[Aim of the task]:
Retype the listing that follows, word for word.

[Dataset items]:
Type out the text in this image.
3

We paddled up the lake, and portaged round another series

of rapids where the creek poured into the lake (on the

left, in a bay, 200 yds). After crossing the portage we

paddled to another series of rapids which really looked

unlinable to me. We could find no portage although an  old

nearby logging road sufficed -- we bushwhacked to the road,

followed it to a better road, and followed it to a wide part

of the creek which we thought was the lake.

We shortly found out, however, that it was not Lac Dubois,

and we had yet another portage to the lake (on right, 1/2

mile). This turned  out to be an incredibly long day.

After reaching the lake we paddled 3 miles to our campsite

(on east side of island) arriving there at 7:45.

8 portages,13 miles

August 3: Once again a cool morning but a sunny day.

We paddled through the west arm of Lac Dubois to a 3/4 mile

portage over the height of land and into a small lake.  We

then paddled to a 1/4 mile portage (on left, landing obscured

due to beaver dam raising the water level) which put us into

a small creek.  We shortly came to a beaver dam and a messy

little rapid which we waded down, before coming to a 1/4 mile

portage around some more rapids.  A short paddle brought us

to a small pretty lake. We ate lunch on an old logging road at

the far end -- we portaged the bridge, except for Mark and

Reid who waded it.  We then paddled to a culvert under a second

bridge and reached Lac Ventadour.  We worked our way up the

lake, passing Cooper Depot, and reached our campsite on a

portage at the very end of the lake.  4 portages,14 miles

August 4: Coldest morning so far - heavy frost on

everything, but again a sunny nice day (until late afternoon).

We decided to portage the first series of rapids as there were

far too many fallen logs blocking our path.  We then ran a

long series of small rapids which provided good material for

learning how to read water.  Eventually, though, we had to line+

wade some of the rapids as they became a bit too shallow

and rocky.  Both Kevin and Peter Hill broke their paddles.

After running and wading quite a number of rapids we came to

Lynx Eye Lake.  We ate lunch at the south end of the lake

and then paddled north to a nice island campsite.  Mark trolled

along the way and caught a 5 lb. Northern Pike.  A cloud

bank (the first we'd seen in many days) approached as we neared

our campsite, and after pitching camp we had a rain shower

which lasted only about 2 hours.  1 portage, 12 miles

[Exercise answer]:
Type out the text in this image.
3

We paddled up the lake, and portaged round another series

of rapids where the creek poured into the lake (on the

left, in a bay, 200 yds). After crossing the portage we

paddled to another series of rapids which really looked

unlinable to me. We could find no portage although an  old

nearby logging road sufficed -- we bushwhacked to the road,

followed it to a better road, and followed it to a wide part

of the creek which we thought was the lake.

We shortly found out, however, that it was not Lac Dubois,

and we had yet another portage to the lake (on right, 1/2

mile). This turned  out to be an incredibly long day.

After reaching the lake we paddled 3 miles to our campsite

(on east side of island) arriving there at 7:45.

8 portages,13 miles

August 3: Once again a cool morning but a sunny day.

We paddled through the west arm of Lac Dubois to a 3/4 mile

portage over the height of land and into a small lake.  We

then paddled to a 1/4 mile portage (on left, landing obscured

due to beaver dam raising the water level) which put us into

a small creek.  We shortly came to a beaver dam and a messy

little rapid which we waded down, before coming to a 1/4 mile

portage around some more rapids.  A short paddle brought us

to a small pretty lake. We ate lunch on an old logging road at

the far end -- we portaged the bridge, except for Mark and

Reid who waded it.  We then paddled to a culvert under a second

bridge and reached Lac Ventadour.  We worked our way up the

lake, passing Cooper Depot, and reached our campsite on a

portage at the very end of the lake.  4 portages,14 miles

August 4: Coldest morning so far - heavy frost on

everything, but again a sunny nice day (until late afternoon).

We decided to portage the first series of rapids as there were

far too many fallen logs blocking our path.  We then ran a

long series of small rapids which provided good material for

learning how to read water.  Eventually, though, we had to line+

wade some of the rapids as they became a bit too shallow

and rocky.  Both Kevin and Peter Hill broke their paddles.

After running and wading quite a number of rapids we came to

Lynx Eye Lake.  We ate lunch at the south end of the lake

and then paddled north to a nice island campsite.  Mark trolled

along the way and caught a 5 lb. Northern Pike.  A cloud

bank (the first we'd seen in many days) approached as we neared

our campsite, and after pitching camp we had a rain shower

which lasted only about 2 hours.  1 portage, 12 miles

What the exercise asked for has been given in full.